• _Task goal_
Gather each line of the records where "name" appears.

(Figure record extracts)
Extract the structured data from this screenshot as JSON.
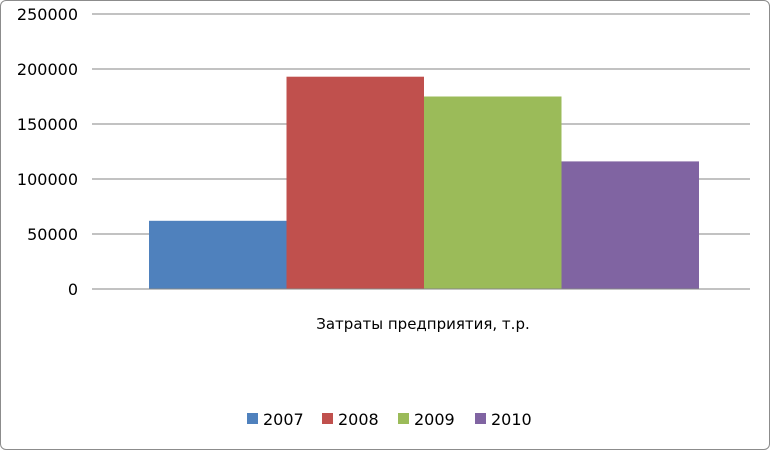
{
  "chart_data": {
    "type": "bar",
    "title": "",
    "xlabel": "",
    "ylabel": "",
    "categories": [
      "Затраты предприятия, т.р."
    ],
    "series": [
      {
        "name": "2007",
        "values": [
          62000
        ],
        "color": "#4f81bd"
      },
      {
        "name": "2008",
        "values": [
          193000
        ],
        "color": "#c0504d"
      },
      {
        "name": "2009",
        "values": [
          175000
        ],
        "color": "#9bbb59"
      },
      {
        "name": "2010",
        "values": [
          116000
        ],
        "color": "#8064a2"
      }
    ],
    "ylim": [
      0,
      250000
    ],
    "yticks": [
      0,
      50000,
      100000,
      150000,
      200000,
      250000
    ],
    "grid": true,
    "legend_position": "bottom"
  }
}
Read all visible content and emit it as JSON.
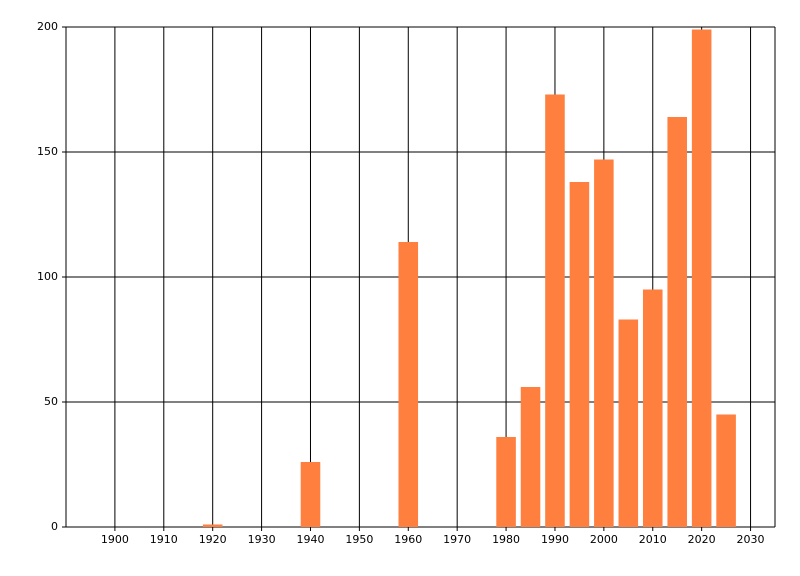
{
  "chart_data": {
    "type": "bar",
    "x": [
      1920,
      1940,
      1960,
      1980,
      1985,
      1990,
      1995,
      2000,
      2005,
      2010,
      2015,
      2020,
      2025
    ],
    "values": [
      1,
      26,
      114,
      36,
      56,
      173,
      138,
      147,
      83,
      95,
      164,
      199,
      45
    ],
    "color": "#ff7f3f",
    "xlim": [
      1890,
      2035
    ],
    "xticks": [
      1900,
      1910,
      1920,
      1930,
      1940,
      1950,
      1960,
      1970,
      1980,
      1990,
      2000,
      2010,
      2020,
      2030
    ],
    "ylim": [
      0,
      200
    ],
    "yticks": [
      0,
      50,
      100,
      150,
      200
    ],
    "grid": true
  }
}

• _Response_
        "name": "2007",
        "name": "2008",
        "name": "2009",
        "name": "2010",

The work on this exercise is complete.